◆ **Exercise instructions**: Below are records; work out how many of their lines contain "重庆市黔江区新华中学" and give only that number.

::: Materials provided

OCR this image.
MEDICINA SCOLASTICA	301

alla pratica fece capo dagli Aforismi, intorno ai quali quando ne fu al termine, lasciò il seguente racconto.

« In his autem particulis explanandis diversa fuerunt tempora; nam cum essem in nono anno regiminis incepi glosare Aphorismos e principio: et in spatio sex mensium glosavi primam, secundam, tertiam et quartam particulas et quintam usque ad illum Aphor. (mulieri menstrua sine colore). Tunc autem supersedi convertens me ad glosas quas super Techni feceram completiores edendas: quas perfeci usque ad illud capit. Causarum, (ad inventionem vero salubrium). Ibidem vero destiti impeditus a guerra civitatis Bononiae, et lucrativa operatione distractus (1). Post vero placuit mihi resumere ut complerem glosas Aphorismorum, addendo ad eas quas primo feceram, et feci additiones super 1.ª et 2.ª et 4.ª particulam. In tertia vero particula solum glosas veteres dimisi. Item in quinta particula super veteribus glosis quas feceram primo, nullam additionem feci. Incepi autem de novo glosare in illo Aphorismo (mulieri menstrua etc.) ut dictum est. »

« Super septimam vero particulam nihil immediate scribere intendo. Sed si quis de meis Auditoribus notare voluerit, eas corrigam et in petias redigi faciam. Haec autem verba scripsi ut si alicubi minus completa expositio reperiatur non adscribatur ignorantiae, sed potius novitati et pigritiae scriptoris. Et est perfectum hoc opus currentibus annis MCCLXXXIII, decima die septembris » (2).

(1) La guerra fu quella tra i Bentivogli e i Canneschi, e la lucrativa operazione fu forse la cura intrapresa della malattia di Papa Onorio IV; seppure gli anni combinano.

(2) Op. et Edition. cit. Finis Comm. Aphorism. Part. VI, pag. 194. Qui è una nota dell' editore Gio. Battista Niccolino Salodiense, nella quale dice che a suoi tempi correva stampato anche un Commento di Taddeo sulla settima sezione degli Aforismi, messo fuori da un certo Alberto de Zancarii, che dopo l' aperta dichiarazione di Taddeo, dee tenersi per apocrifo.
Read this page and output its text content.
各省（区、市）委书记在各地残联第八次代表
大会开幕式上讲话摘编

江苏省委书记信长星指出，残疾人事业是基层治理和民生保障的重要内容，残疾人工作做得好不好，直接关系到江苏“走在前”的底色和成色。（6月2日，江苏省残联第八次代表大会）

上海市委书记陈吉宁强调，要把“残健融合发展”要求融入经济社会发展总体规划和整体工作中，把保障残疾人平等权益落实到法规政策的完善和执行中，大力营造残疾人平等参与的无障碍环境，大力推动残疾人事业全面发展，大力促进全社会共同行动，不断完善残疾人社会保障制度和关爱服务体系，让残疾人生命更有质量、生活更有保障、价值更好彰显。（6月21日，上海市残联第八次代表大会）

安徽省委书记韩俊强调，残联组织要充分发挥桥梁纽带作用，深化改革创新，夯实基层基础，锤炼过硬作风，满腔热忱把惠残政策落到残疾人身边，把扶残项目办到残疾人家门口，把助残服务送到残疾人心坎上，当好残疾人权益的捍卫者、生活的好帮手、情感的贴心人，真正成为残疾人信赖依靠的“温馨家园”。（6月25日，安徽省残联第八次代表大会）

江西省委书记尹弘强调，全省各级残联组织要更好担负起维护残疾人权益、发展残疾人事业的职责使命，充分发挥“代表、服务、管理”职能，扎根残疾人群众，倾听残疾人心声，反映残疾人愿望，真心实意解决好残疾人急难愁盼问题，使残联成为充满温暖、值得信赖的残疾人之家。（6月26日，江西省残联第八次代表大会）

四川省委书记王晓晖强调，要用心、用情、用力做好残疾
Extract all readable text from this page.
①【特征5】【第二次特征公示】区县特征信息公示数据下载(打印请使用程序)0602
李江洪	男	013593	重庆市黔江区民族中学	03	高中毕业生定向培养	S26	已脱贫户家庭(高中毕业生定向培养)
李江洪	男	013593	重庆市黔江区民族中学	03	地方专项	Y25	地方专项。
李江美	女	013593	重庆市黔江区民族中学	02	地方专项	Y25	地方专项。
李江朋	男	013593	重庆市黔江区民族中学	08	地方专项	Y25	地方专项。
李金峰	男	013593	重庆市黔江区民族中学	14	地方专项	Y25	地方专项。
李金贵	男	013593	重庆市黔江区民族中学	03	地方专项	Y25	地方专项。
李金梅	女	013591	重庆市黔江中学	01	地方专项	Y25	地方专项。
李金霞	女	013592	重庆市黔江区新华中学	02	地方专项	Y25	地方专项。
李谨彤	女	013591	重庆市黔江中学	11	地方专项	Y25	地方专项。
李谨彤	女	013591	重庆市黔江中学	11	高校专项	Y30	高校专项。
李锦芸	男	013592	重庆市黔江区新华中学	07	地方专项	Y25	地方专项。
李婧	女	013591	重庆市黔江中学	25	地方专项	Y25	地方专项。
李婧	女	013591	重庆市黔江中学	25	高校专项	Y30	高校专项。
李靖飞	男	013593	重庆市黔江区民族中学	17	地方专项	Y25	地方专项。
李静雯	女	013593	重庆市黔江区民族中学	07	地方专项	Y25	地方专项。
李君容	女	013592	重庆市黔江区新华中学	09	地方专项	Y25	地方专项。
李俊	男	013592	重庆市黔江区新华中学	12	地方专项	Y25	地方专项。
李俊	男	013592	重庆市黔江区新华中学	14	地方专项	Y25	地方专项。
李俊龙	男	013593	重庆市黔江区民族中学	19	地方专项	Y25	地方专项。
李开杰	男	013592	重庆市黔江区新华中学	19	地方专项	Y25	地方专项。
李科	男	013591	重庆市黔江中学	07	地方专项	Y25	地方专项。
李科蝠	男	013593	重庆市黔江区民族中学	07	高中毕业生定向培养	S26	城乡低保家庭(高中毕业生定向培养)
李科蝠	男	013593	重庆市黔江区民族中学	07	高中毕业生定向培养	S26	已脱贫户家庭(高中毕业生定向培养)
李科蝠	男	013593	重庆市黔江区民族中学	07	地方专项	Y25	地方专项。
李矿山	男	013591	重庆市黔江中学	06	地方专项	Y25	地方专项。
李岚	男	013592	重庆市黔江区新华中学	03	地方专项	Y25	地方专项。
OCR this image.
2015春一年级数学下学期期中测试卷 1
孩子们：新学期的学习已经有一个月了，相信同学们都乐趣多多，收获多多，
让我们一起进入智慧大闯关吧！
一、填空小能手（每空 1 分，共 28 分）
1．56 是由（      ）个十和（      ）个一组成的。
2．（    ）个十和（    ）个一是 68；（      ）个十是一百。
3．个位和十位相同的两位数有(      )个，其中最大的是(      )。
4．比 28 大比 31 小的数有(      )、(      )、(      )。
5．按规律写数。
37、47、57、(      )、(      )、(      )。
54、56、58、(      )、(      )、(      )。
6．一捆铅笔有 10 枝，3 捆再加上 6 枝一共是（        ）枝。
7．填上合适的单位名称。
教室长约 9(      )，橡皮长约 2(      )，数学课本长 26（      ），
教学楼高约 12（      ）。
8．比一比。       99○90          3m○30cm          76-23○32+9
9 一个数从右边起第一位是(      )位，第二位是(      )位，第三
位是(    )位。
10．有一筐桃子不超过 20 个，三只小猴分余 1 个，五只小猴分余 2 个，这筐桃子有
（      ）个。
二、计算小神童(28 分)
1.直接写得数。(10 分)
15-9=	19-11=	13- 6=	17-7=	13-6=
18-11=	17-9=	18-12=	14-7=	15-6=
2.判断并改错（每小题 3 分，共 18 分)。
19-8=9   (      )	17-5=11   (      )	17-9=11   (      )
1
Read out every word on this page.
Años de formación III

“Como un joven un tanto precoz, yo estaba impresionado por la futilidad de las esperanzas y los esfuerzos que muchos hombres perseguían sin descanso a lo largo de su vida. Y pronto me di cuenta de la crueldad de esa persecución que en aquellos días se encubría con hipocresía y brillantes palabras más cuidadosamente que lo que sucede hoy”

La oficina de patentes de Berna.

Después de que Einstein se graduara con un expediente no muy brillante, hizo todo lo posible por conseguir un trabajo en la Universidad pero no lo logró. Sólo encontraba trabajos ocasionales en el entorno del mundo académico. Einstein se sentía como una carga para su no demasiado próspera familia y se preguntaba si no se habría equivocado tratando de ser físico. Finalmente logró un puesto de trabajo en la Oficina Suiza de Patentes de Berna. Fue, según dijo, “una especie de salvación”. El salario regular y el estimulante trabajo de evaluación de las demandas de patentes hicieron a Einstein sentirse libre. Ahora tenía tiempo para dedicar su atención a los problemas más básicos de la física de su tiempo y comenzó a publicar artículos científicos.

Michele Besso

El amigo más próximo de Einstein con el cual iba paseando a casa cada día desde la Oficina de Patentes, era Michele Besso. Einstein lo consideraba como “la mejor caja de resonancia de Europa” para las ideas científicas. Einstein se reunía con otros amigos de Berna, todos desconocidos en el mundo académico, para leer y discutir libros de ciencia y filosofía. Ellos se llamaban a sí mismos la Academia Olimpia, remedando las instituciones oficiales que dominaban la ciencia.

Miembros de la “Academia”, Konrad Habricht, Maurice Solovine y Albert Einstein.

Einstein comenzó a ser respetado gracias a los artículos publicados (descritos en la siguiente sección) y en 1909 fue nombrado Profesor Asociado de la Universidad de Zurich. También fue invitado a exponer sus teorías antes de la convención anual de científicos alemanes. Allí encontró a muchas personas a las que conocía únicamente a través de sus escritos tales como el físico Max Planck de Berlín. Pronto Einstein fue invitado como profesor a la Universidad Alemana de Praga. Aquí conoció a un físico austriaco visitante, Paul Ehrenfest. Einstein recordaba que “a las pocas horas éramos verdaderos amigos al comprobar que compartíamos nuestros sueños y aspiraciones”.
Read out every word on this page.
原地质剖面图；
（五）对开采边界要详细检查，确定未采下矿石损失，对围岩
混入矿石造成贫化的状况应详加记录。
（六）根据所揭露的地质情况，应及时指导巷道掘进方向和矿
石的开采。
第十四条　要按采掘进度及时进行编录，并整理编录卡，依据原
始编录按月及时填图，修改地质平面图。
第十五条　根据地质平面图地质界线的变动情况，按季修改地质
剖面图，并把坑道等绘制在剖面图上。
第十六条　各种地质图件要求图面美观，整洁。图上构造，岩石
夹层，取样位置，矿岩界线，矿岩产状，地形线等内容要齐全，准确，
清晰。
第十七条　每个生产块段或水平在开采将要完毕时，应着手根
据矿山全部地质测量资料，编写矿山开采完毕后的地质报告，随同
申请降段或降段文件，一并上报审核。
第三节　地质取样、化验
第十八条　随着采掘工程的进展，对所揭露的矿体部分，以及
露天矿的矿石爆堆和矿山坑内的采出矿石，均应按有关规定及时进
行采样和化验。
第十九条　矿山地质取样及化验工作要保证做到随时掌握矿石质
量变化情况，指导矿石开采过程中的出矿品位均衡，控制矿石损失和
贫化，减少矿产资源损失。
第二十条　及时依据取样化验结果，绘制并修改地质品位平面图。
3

::::::

◆ **Response below**: 7